■ **Stated goal**
Your task is to repeat the listing exactly.

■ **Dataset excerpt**
++++++++++++++++++++

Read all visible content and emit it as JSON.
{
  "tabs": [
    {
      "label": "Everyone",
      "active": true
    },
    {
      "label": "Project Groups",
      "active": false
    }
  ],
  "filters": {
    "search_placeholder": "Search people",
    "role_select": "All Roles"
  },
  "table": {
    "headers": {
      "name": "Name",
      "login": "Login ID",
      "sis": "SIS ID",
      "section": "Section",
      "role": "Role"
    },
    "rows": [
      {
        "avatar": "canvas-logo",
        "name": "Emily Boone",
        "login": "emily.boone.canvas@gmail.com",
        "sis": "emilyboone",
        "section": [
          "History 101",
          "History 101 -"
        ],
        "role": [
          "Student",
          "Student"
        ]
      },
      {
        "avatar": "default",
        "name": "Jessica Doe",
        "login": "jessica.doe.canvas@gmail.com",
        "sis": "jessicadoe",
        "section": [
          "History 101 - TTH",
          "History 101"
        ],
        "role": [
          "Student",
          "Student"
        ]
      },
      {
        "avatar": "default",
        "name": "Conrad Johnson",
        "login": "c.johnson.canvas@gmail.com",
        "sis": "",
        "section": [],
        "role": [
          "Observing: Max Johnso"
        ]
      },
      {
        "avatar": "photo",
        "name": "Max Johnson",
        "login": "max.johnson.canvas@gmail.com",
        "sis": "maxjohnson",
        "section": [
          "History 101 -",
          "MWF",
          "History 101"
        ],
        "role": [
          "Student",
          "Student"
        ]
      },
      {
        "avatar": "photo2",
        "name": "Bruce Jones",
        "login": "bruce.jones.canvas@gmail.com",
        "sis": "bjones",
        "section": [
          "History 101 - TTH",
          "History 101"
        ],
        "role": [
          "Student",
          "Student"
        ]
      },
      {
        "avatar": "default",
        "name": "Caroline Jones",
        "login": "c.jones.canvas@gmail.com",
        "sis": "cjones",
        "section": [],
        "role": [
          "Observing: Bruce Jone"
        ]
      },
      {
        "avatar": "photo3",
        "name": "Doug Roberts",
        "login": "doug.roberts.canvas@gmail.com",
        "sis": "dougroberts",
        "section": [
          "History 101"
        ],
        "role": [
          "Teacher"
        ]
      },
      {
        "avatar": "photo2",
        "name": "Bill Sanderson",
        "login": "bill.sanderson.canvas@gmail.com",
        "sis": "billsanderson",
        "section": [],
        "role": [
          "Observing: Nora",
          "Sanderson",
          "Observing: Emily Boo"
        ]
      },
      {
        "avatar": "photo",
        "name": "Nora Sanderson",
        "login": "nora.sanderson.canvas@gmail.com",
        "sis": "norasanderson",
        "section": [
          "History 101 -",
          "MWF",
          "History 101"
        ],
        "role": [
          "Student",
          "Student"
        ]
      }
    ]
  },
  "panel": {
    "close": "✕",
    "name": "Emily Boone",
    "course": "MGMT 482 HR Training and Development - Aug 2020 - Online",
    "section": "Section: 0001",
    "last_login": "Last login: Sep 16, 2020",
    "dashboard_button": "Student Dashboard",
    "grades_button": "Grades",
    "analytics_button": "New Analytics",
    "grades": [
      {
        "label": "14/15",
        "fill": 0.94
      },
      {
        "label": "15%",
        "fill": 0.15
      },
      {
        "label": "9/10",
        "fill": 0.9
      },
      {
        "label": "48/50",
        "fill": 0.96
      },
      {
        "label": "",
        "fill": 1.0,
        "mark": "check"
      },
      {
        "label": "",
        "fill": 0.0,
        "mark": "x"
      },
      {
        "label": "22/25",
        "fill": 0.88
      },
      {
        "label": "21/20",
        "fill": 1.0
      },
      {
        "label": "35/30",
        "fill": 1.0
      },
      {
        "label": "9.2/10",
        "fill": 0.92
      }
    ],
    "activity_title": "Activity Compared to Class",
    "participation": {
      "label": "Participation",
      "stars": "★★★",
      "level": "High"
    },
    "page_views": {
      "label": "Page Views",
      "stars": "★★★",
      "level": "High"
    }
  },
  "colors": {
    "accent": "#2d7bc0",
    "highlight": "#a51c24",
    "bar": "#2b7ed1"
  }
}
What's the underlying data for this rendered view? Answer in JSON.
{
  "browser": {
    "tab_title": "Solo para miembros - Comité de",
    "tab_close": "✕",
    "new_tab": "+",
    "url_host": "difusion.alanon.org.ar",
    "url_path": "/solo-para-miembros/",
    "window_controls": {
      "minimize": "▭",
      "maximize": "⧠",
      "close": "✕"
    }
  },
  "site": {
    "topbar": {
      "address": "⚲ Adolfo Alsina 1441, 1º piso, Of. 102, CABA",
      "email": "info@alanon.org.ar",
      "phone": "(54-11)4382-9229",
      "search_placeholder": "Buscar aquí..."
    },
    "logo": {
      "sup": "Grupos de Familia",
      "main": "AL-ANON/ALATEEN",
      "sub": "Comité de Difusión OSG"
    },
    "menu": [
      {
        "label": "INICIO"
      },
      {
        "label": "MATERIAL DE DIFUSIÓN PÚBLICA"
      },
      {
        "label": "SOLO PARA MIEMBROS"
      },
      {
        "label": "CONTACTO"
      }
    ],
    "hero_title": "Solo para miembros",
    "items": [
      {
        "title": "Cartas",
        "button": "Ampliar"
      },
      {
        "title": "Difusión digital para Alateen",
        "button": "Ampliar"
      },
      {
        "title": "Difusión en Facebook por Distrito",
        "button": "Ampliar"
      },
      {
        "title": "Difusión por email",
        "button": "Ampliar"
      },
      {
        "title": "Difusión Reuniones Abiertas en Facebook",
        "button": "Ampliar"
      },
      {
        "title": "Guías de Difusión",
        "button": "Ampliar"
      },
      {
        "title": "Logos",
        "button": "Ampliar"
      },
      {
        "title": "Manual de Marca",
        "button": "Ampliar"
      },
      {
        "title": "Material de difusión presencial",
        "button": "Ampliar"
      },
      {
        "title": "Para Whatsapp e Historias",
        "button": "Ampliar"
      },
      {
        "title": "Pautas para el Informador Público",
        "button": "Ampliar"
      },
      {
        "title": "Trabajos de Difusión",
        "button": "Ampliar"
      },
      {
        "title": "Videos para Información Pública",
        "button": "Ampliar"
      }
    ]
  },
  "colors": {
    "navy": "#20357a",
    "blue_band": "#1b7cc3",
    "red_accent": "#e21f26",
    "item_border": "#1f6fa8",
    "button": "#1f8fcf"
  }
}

++++++++++++++++++++

■ **Expected answer**
Read all visible content and emit it as JSON.
{
  "tabs": [
    {
      "label": "Everyone",
      "active": true
    },
    {
      "label": "Project Groups",
      "active": false
    }
  ],
  "filters": {
    "search_placeholder": "Search people",
    "role_select": "All Roles"
  },
  "table": {
    "headers": {
      "name": "Name",
      "login": "Login ID",
      "sis": "SIS ID",
      "section": "Section",
      "role": "Role"
    },
    "rows": [
      {
        "avatar": "canvas-logo",
        "name": "Emily Boone",
        "login": "emily.boone.canvas@gmail.com",
        "sis": "emilyboone",
        "section": [
          "History 101",
          "History 101 -"
        ],
        "role": [
          "Student",
          "Student"
        ]
      },
      {
        "avatar": "default",
        "name": "Jessica Doe",
        "login": "jessica.doe.canvas@gmail.com",
        "sis": "jessicadoe",
        "section": [
          "History 101 - TTH",
          "History 101"
        ],
        "role": [
          "Student",
          "Student"
        ]
      },
      {
        "avatar": "default",
        "name": "Conrad Johnson",
        "login": "c.johnson.canvas@gmail.com",
        "sis": "",
        "section": [],
        "role": [
          "Observing: Max Johnso"
        ]
      },
      {
        "avatar": "photo",
        "name": "Max Johnson",
        "login": "max.johnson.canvas@gmail.com",
        "sis": "maxjohnson",
        "section": [
          "History 101 -",
          "MWF",
          "History 101"
        ],
        "role": [
          "Student",
          "Student"
        ]
      },
      {
        "avatar": "photo2",
        "name": "Bruce Jones",
        "login": "bruce.jones.canvas@gmail.com",
        "sis": "bjones",
        "section": [
          "History 101 - TTH",
          "History 101"
        ],
        "role": [
          "Student",
          "Student"
        ]
      },
      {
        "avatar": "default",
        "name": "Caroline Jones",
        "login": "c.jones.canvas@gmail.com",
        "sis": "cjones",
        "section": [],
        "role": [
          "Observing: Bruce Jone"
        ]
      },
      {
        "avatar": "photo3",
        "name": "Doug Roberts",
        "login": "doug.roberts.canvas@gmail.com",
        "sis": "dougroberts",
        "section": [
          "History 101"
        ],
        "role": [
          "Teacher"
        ]
      },
      {
        "avatar": "photo2",
        "name": "Bill Sanderson",
        "login": "bill.sanderson.canvas@gmail.com",
        "sis": "billsanderson",
        "section": [],
        "role": [
          "Observing: Nora",
          "Sanderson",
          "Observing: Emily Boo"
        ]
      },
      {
        "avatar": "photo",
        "name": "Nora Sanderson",
        "login": "nora.sanderson.canvas@gmail.com",
        "sis": "norasanderson",
        "section": [
          "History 101 -",
          "MWF",
          "History 101"
        ],
        "role": [
          "Student",
          "Student"
        ]
      }
    ]
  },
  "panel": {
    "close": "✕",
    "name": "Emily Boone",
    "course": "MGMT 482 HR Training and Development - Aug 2020 - Online",
    "section": "Section: 0001",
    "last_login": "Last login: Sep 16, 2020",
    "dashboard_button": "Student Dashboard",
    "grades_button": "Grades",
    "analytics_button": "New Analytics",
    "grades": [
      {
        "label": "14/15",
        "fill": 0.94
      },
      {
        "label": "15%",
        "fill": 0.15
      },
      {
        "label": "9/10",
        "fill": 0.9
      },
      {
        "label": "48/50",
        "fill": 0.96
      },
      {
        "label": "",
        "fill": 1.0,
        "mark": "check"
      },
      {
        "label": "",
        "fill": 0.0,
        "mark": "x"
      },
      {
        "label": "22/25",
        "fill": 0.88
      },
      {
        "label": "21/20",
        "fill": 1.0
      },
      {
        "label": "35/30",
        "fill": 1.0
      },
      {
        "label": "9.2/10",
        "fill": 0.92
      }
    ],
    "activity_title": "Activity Compared to Class",
    "participation": {
      "label": "Participation",
      "stars": "★★★",
      "level": "High"
    },
    "page_views": {
      "label": "Page Views",
      "stars": "★★★",
      "level": "High"
    }
  },
  "colors": {
    "accent": "#2d7bc0",
    "highlight": "#a51c24",
    "bar": "#2b7ed1"
  }
}
What's the underlying data for this rendered view? Answer in JSON.
{
  "browser": {
    "tab_title": "Solo para miembros - Comité de",
    "tab_close": "✕",
    "new_tab": "+",
    "url_host": "difusion.alanon.org.ar",
    "url_path": "/solo-para-miembros/",
    "window_controls": {
      "minimize": "▭",
      "maximize": "⧠",
      "close": "✕"
    }
  },
  "site": {
    "topbar": {
      "address": "⚲ Adolfo Alsina 1441, 1º piso, Of. 102, CABA",
      "email": "info@alanon.org.ar",
      "phone": "(54-11)4382-9229",
      "search_placeholder": "Buscar aquí..."
    },
    "logo": {
      "sup": "Grupos de Familia",
      "main": "AL-ANON/ALATEEN",
      "sub": "Comité de Difusión OSG"
    },
    "menu": [
      {
        "label": "INICIO"
      },
      {
        "label": "MATERIAL DE DIFUSIÓN PÚBLICA"
      },
      {
        "label": "SOLO PARA MIEMBROS"
      },
      {
        "label": "CONTACTO"
      }
    ],
    "hero_title": "Solo para miembros",
    "items": [
      {
        "title": "Cartas",
        "button": "Ampliar"
      },
      {
        "title": "Difusión digital para Alateen",
        "button": "Ampliar"
      },
      {
        "title": "Difusión en Facebook por Distrito",
        "button": "Ampliar"
      },
      {
        "title": "Difusión por email",
        "button": "Ampliar"
      },
      {
        "title": "Difusión Reuniones Abiertas en Facebook",
        "button": "Ampliar"
      },
      {
        "title": "Guías de Difusión",
        "button": "Ampliar"
      },
      {
        "title": "Logos",
        "button": "Ampliar"
      },
      {
        "title": "Manual de Marca",
        "button": "Ampliar"
      },
      {
        "title": "Material de difusión presencial",
        "button": "Ampliar"
      },
      {
        "title": "Para Whatsapp e Historias",
        "button": "Ampliar"
      },
      {
        "title": "Pautas para el Informador Público",
        "button": "Ampliar"
      },
      {
        "title": "Trabajos de Difusión",
        "button": "Ampliar"
      },
      {
        "title": "Videos para Información Pública",
        "button": "Ampliar"
      }
    ]
  },
  "colors": {
    "navy": "#20357a",
    "blue_band": "#1b7cc3",
    "red_accent": "#e21f26",
    "item_border": "#1f6fa8",
    "button": "#1f8fcf"
  }
}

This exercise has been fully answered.